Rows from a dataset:
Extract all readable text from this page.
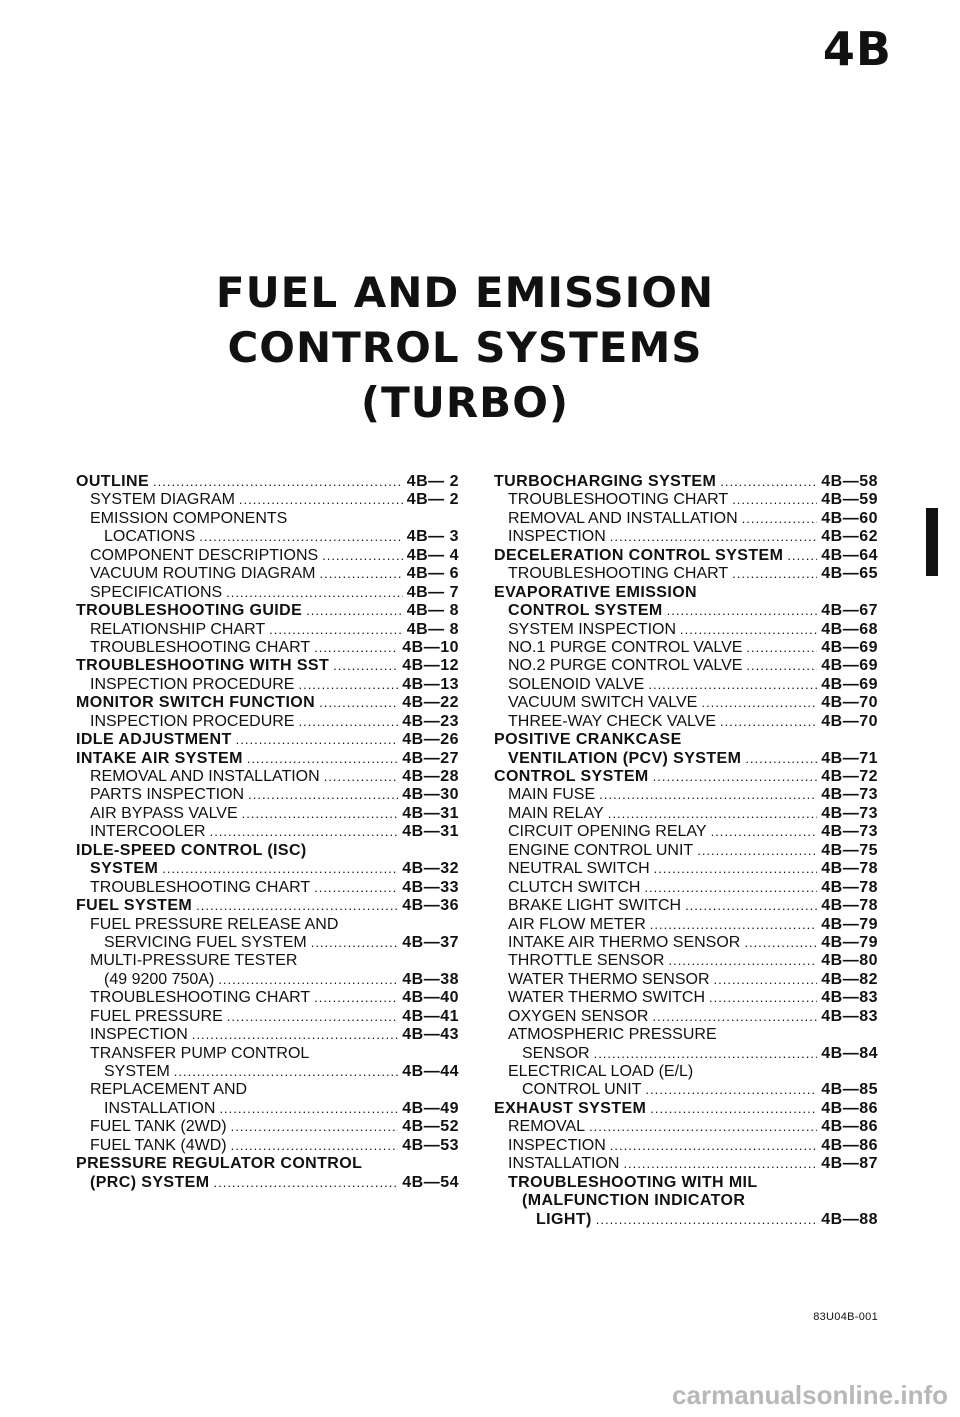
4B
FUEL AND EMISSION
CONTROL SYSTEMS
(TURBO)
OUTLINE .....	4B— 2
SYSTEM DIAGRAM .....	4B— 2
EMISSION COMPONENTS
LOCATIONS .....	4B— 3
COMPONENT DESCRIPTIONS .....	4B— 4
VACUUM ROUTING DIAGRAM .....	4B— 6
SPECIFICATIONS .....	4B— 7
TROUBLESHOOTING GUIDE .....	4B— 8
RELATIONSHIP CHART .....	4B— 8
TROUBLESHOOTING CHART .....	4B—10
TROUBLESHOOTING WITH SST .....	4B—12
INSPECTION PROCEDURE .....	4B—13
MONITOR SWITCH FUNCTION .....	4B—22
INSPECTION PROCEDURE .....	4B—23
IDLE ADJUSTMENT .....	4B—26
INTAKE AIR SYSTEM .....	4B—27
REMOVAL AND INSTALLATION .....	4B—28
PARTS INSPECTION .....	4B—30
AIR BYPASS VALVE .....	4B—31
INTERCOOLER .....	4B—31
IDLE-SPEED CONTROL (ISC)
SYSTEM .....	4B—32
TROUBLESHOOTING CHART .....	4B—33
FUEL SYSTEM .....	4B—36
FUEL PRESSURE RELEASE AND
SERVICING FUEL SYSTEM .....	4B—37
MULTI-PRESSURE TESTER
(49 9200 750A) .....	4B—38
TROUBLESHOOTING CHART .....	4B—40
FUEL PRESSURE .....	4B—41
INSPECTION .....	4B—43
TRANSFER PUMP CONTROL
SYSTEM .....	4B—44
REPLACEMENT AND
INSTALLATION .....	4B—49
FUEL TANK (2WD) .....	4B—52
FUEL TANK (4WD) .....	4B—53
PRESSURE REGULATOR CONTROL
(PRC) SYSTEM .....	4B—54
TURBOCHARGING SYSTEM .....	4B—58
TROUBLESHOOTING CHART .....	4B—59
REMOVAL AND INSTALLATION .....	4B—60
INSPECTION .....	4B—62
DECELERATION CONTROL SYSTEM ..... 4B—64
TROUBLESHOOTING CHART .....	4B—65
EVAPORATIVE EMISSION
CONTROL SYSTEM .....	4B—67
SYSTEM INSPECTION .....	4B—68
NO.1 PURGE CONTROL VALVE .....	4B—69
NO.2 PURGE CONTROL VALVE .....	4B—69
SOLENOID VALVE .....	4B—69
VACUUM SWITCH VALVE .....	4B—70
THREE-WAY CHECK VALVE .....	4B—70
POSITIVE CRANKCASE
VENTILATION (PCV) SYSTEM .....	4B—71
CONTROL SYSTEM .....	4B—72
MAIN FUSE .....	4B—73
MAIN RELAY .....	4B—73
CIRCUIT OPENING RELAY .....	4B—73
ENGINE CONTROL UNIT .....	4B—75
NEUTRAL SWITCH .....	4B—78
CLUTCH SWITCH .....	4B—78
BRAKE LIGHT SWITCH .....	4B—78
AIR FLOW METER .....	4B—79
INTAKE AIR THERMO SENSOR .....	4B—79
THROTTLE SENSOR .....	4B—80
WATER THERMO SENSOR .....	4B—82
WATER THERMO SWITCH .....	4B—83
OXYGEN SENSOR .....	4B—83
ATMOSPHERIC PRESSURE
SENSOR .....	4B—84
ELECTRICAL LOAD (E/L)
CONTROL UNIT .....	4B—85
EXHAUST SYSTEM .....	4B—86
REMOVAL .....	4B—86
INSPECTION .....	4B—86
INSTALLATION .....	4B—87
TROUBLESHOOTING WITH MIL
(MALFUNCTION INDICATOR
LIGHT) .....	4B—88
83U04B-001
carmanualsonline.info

- _The request_: Note every line above where the string "UNIT" shows up, and copy those lines.

- _Solution to this problem_:
ENGINE CONTROL UNIT .....	4B—75
CONTROL UNIT .....	4B—85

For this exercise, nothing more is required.